** BEGIN LISTED RECORDS **

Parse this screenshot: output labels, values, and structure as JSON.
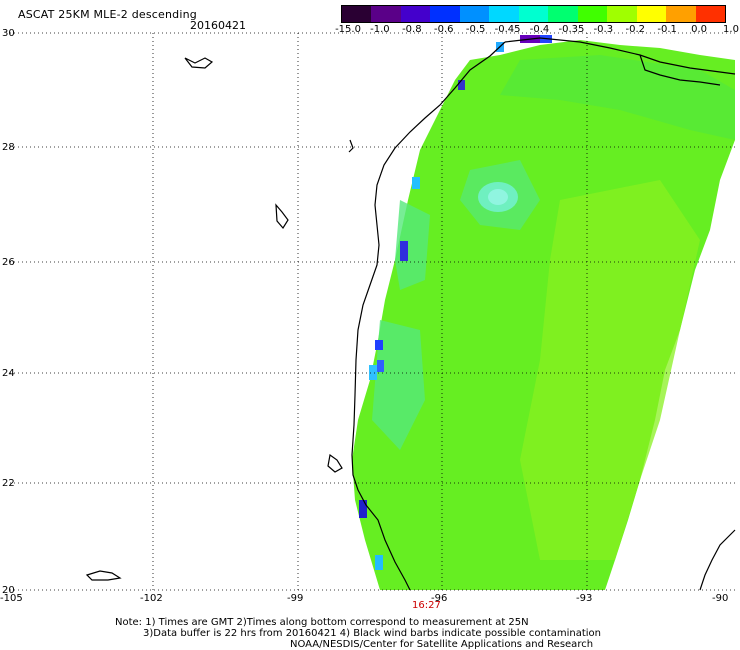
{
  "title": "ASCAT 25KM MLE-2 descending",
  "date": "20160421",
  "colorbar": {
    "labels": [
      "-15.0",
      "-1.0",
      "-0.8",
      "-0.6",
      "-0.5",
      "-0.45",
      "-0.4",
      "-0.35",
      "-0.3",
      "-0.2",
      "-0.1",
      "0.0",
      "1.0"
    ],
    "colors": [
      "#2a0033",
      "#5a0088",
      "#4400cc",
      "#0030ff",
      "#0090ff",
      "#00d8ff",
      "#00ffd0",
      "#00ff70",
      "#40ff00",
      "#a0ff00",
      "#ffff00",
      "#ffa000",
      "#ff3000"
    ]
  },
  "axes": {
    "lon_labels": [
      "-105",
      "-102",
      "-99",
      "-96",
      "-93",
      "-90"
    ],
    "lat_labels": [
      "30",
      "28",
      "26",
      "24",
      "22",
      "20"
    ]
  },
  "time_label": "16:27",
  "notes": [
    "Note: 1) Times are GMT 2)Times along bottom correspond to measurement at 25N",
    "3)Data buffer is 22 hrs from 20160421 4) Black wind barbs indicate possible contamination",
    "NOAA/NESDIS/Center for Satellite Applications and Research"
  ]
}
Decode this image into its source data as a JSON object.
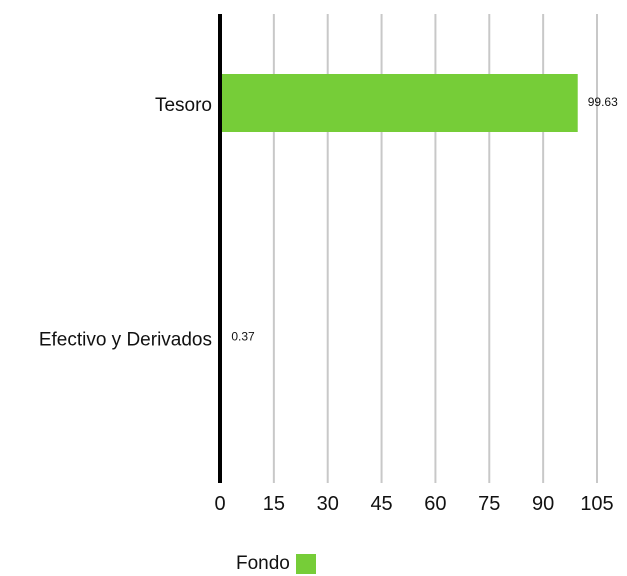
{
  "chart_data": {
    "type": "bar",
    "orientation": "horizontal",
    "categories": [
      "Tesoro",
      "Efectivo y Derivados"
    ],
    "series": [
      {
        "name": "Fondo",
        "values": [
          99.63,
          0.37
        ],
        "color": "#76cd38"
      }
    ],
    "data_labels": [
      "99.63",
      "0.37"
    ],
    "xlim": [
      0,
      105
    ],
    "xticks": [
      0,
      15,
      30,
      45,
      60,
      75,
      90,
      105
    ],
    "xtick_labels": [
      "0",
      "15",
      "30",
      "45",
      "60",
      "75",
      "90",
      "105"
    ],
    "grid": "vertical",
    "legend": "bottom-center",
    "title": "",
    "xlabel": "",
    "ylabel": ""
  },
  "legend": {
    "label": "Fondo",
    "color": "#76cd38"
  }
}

** END LISTED RECORDS **

Check each line of these records for the string "this" and state only how many lines have it.

2